Git is an ubiquitous tool in software engineering, but it is difficult to find an introduction to its mental model; Git users often repeat a set of memorized commands that work for most situations, resorting to colleagues when the cheat sheet fails. By understanding Git’s conceptual model, one is able to use the tool with independence, to employ it in new ways, and to solve problems faster; such payoff is possible because, with the mental model in mind, one can frame git problems as an operation on the commit history graph. More importantly, this becomes a habit.
In this post, we’ll go over Git’s conceptual model without mentioning a single command-line operation. Once the model is clear, we look at daily actions performed by developers and map those actions to Git concepts.
Saving Snapshots of the Project
A version control system is a program that keeps track of the state of a repository as it evolves through time, allowing us to go back and forth between states, to record new states, and to inspect the history of the repository. In Git, saving a new state of the repository consists of:
- Making changes to files or adding new files.
- Specifying which changes should be recorded by adding those changes to the staging area.
- Performing a commit operation.
Staging
The staging area consists of a set of changes that will be included by the next commit operation, partitioning the files of a repository into three categories:
By editing files, staging changes, and doing a commit operation, files move between those categories:
By editing a file, staging the all changes, and editing the file again, we create a new kind of file that has both staged and unstaged changes. Since commits only record staged changes, creating a commit at this point will still leave that file with uncommitted changes:
Git also allows us to stage some of the changes in a file, which is helpful in case they don’t all logically belong on the same commit.

> **DATA EXCERPTS**:
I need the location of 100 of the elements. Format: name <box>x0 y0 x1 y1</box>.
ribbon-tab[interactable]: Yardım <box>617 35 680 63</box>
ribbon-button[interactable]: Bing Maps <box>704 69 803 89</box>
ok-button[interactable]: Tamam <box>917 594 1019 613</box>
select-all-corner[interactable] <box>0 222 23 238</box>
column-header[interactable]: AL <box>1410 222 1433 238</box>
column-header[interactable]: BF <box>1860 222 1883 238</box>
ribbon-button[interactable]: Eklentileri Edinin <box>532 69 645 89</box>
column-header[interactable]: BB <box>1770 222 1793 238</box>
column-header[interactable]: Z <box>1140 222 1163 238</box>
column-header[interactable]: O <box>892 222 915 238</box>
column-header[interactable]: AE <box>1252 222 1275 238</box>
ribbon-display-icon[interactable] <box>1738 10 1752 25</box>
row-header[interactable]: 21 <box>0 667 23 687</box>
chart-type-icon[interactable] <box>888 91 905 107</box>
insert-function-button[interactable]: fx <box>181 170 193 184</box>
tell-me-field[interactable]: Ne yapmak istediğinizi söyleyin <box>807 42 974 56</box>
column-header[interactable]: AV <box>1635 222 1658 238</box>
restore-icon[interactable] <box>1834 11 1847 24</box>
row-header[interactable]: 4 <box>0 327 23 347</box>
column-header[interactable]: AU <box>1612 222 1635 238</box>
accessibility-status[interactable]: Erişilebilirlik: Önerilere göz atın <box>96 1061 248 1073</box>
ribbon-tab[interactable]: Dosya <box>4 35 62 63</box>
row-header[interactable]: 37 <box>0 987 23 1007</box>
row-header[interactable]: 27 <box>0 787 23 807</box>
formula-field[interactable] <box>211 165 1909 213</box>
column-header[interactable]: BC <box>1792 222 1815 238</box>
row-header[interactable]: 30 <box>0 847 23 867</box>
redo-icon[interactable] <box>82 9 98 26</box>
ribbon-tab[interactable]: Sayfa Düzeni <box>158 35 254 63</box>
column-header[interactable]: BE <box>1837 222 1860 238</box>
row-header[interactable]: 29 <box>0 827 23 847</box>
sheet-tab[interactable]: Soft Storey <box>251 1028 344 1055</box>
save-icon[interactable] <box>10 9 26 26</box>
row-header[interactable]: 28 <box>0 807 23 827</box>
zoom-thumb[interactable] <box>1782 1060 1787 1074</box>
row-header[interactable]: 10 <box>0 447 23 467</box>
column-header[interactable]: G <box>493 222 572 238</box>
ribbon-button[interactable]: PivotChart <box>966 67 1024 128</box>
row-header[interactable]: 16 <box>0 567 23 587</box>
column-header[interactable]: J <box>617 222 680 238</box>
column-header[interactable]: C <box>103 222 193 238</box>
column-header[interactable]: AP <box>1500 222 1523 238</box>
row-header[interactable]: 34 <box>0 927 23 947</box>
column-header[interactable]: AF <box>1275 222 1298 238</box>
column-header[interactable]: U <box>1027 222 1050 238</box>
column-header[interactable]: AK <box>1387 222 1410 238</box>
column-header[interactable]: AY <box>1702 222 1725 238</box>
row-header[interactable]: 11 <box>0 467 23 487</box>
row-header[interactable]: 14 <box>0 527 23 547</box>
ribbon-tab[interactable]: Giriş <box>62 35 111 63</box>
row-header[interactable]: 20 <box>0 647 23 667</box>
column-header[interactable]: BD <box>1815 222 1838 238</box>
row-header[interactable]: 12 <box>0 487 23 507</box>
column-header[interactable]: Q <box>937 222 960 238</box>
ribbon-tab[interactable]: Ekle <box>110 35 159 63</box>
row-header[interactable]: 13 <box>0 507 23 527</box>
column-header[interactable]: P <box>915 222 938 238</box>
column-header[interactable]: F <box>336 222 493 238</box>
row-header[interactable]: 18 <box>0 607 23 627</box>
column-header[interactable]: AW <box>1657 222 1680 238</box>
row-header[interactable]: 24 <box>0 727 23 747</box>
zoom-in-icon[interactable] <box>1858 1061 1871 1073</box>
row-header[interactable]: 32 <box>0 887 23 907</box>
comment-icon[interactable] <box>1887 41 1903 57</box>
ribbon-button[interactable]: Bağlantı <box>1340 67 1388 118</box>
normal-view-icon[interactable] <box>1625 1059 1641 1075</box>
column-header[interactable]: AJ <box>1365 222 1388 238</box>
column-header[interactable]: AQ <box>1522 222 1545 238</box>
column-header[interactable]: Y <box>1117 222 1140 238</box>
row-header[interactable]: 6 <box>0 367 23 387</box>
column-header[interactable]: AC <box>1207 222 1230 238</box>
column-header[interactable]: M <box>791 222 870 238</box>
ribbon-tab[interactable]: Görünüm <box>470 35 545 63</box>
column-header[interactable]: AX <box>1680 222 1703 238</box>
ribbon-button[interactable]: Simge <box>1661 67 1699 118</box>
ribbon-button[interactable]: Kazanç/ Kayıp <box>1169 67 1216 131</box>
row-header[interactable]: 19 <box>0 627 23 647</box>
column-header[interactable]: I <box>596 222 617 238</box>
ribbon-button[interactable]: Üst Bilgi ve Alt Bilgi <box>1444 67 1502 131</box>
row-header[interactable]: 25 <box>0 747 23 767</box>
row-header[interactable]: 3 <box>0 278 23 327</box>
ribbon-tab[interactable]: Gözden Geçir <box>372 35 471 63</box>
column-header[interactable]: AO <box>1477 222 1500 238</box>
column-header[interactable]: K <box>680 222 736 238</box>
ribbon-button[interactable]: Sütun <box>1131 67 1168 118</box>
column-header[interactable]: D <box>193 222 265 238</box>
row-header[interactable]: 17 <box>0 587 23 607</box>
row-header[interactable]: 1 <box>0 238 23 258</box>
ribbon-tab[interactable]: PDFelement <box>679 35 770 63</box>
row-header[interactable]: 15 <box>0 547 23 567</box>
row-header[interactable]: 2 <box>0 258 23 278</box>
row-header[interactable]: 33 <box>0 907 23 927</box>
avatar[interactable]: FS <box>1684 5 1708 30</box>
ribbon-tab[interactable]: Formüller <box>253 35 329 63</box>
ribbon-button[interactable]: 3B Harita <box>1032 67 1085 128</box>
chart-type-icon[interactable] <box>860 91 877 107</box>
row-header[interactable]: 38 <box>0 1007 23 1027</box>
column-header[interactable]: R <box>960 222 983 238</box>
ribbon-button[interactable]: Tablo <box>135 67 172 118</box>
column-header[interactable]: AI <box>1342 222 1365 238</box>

> **PROBLEMS TO WORK ON**:
1/ In the Git article, what does the staging area consist of?
2/ Please say whether each statement agrees with the Git article, and quote the words that decide it.
(a) The article covers Git's conceptual model without mentioning any command-line operation.
(b) A commit records both staged and unstaged changes.
(c) Git requires all the changes in a file to be staged together.

> **SOLUTION LIST**:
1/ A set of changes that will be included by the next commit operation.

2/
(a) Yes: "we’ll go over Git’s conceptual model without mentioning a single command-line operation"
(b) No: "commits only record staged changes"
(c) No: "Git also allows us to stage some of the changes in a file"